> _What is asked_: Look through the material below. Copy each line that contains the string "structured".

• • • • •

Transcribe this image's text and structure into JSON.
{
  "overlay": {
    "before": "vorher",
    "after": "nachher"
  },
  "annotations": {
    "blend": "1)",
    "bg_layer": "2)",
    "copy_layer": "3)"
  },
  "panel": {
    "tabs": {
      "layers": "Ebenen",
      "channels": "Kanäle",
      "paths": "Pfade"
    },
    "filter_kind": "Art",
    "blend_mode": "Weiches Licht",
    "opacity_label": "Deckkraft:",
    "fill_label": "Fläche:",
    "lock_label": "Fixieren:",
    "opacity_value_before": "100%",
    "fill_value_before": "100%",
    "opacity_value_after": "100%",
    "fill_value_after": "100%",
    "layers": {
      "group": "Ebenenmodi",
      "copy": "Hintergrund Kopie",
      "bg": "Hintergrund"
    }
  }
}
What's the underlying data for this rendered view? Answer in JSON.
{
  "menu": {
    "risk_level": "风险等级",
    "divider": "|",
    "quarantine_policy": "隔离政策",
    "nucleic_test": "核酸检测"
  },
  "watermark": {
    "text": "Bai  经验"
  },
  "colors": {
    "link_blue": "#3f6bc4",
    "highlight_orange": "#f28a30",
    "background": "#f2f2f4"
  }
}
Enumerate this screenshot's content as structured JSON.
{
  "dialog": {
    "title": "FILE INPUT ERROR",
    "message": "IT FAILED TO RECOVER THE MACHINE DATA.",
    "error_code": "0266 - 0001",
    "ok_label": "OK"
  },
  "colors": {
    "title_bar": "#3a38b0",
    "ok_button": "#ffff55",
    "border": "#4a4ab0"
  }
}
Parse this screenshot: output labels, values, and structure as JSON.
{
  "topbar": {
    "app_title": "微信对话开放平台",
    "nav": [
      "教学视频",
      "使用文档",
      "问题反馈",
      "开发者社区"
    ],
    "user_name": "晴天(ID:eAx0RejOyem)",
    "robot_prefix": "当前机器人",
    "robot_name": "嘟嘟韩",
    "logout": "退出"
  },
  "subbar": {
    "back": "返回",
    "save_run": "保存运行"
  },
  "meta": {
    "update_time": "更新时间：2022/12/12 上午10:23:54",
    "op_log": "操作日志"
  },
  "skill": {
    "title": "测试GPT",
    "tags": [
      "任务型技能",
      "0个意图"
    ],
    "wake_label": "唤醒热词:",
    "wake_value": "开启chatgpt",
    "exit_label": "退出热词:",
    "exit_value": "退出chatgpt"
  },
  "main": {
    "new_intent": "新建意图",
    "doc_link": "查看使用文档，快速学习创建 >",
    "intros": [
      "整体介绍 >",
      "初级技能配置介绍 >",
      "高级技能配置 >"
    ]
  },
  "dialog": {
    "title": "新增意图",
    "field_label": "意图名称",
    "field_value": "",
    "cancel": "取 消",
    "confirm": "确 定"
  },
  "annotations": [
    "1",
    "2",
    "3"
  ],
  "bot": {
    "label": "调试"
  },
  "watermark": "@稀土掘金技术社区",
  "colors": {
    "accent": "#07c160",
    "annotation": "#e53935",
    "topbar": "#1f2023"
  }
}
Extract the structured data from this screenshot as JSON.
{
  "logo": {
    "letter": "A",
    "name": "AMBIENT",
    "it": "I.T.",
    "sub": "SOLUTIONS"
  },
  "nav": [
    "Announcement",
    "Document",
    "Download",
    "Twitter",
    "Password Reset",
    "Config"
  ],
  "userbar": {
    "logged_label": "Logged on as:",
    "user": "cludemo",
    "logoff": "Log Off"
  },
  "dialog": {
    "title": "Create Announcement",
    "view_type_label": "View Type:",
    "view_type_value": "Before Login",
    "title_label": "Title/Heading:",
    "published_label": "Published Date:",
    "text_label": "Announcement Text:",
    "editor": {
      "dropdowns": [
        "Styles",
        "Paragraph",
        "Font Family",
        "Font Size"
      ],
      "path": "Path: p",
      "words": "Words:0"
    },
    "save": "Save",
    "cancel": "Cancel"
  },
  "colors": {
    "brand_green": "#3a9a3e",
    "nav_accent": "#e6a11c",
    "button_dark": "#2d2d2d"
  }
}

• • • • •

> _Solution to the exercise_:
Enumerate this screenshot's content as structured JSON.
Extract the structured data from this screenshot as JSON.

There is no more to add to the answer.